■ Given instruction: Every entry must be copied word for word.

---

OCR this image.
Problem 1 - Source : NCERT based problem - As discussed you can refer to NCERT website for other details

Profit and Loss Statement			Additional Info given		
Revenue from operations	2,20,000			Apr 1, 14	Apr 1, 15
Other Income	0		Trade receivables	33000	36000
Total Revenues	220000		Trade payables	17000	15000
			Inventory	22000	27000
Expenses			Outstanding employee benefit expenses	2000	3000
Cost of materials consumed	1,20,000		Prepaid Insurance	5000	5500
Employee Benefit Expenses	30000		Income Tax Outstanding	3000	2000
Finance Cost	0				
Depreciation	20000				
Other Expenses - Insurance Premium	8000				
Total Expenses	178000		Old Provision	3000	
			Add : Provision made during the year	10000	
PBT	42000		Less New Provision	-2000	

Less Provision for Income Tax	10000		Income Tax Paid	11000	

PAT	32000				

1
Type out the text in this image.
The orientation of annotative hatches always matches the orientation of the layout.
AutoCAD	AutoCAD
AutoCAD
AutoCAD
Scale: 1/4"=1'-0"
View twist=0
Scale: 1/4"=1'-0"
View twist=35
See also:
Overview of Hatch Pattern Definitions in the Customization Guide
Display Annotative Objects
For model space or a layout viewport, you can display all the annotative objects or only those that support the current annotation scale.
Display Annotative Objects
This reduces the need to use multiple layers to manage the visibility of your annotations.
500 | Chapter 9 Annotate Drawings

---

■ Full answer:
OCR this image.
Problem 1 - Source : NCERT based problem - As discussed you can refer to NCERT website for other details

Profit and Loss Statement			Additional Info given		
Revenue from operations	2,20,000			Apr 1, 14	Apr 1, 15
Other Income	0		Trade receivables	33000	36000
Total Revenues	220000		Trade payables	17000	15000
			Inventory	22000	27000
Expenses			Outstanding employee benefit expenses	2000	3000
Cost of materials consumed	1,20,000		Prepaid Insurance	5000	5500
Employee Benefit Expenses	30000		Income Tax Outstanding	3000	2000
Finance Cost	0				
Depreciation	20000				
Other Expenses - Insurance Premium	8000				
Total Expenses	178000		Old Provision	3000	
			Add : Provision made during the year	10000	
PBT	42000		Less New Provision	-2000	

Less Provision for Income Tax	10000		Income Tax Paid	11000	

PAT	32000				

1
Type out the text in this image.
The orientation of annotative hatches always matches the orientation of the layout.
AutoCAD	AutoCAD
AutoCAD
AutoCAD
Scale: 1/4"=1'-0"
View twist=0
Scale: 1/4"=1'-0"
View twist=35
See also:
Overview of Hatch Pattern Definitions in the Customization Guide
Display Annotative Objects
For model space or a layout viewport, you can display all the annotative objects or only those that support the current annotation scale.
Display Annotative Objects
This reduces the need to use multiple layers to manage the visibility of your annotations.
500 | Chapter 9 Annotate Drawings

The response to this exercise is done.